WHAT TO PRODUCE: The records below are to be copied word for word, with every picture left out.

STORED RECORDS:
------------------------------------------------------------------------
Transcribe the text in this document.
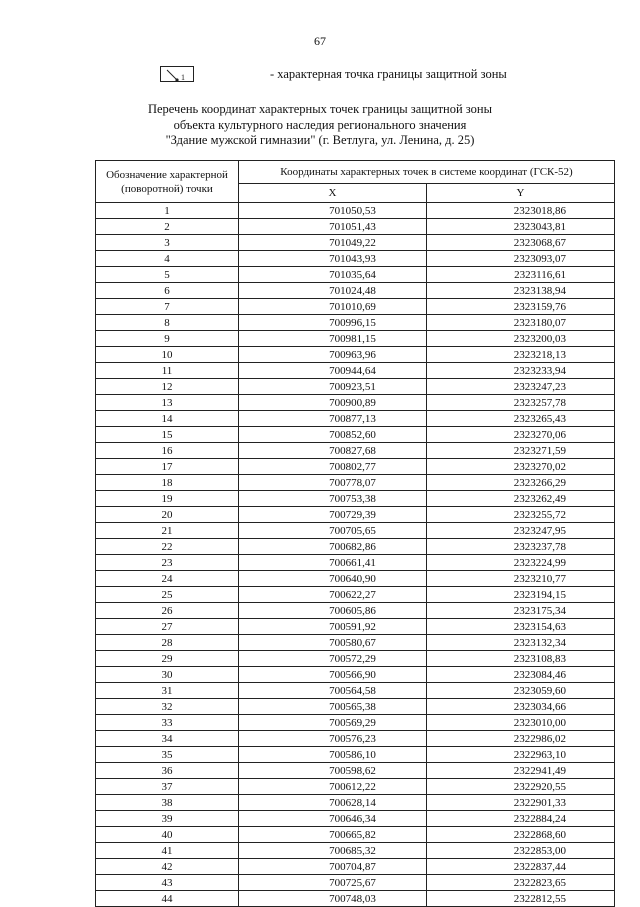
67
1	- характерная точка границы защитной зоны
Перечень координат характерных точек границы защитной зоны
объекта культурного наследия регионального значения
"Здание мужской гимназии" (г. Ветлуга, ул. Ленина, д. 25)
Обозначение характерной (поворотной) точки	Координаты характерных точек в системе координат (ГСК-52)	
	X	Y
1	701050,53	2323018,86
2	701051,43	2323043,81
3	701049,22	2323068,67
4	701043,93	2323093,07
5	701035,64	2323116,61
6	701024,48	2323138,94
7	701010,69	2323159,76
8	700996,15	2323180,07
9	700981,15	2323200,03
10	700963,96	2323218,13
11	700944,64	2323233,94
12	700923,51	2323247,23
13	700900,89	2323257,78
14	700877,13	2323265,43
15	700852,60	2323270,06
16	700827,68	2323271,59
17	700802,77	2323270,02
18	700778,07	2323266,29
19	700753,38	2323262,49
20	700729,39	2323255,72
21	700705,65	2323247,95
22	700682,86	2323237,78
23	700661,41	2323224,99
24	700640,90	2323210,77
25	700622,27	2323194,15
26	700605,86	2323175,34
27	700591,92	2323154,63
28	700580,67	2323132,34
29	700572,29	2323108,83
30	700566,90	2323084,46
31	700564,58	2323059,60
32	700565,38	2323034,66
33	700569,29	2323010,00
34	700576,23	2322986,02
35	700586,10	2322963,10
36	700598,62	2322941,49
37	700612,22	2322920,55
38	700628,14	2322901,33
39	700646,34	2322884,24
40	700665,82	2322868,60
41	700685,32	2322853,00
42	700704,87	2322837,44
43	700725,67	2322823,65
44	700748,03	2322812,55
------------------------------------------------------------------------
CORRECT OUTPUT:
Transcribe the text in this document.
67
1	- характерная точка границы защитной зоны
Перечень координат характерных точек границы защитной зоны
объекта культурного наследия регионального значения
"Здание мужской гимназии" (г. Ветлуга, ул. Ленина, д. 25)
Обозначение характерной (поворотной) точки	Координаты характерных точек в системе координат (ГСК-52)	
	X	Y
1	701050,53	2323018,86
2	701051,43	2323043,81
3	701049,22	2323068,67
4	701043,93	2323093,07
5	701035,64	2323116,61
6	701024,48	2323138,94
7	701010,69	2323159,76
8	700996,15	2323180,07
9	700981,15	2323200,03
10	700963,96	2323218,13
11	700944,64	2323233,94
12	700923,51	2323247,23
13	700900,89	2323257,78
14	700877,13	2323265,43
15	700852,60	2323270,06
16	700827,68	2323271,59
17	700802,77	2323270,02
18	700778,07	2323266,29
19	700753,38	2323262,49
20	700729,39	2323255,72
21	700705,65	2323247,95
22	700682,86	2323237,78
23	700661,41	2323224,99
24	700640,90	2323210,77
25	700622,27	2323194,15
26	700605,86	2323175,34
27	700591,92	2323154,63
28	700580,67	2323132,34
29	700572,29	2323108,83
30	700566,90	2323084,46
31	700564,58	2323059,60
32	700565,38	2323034,66
33	700569,29	2323010,00
34	700576,23	2322986,02
35	700586,10	2322963,10
36	700598,62	2322941,49
37	700612,22	2322920,55
38	700628,14	2322901,33
39	700646,34	2322884,24
40	700665,82	2322868,60
41	700685,32	2322853,00
42	700704,87	2322837,44
43	700725,67	2322823,65
44	700748,03	2322812,55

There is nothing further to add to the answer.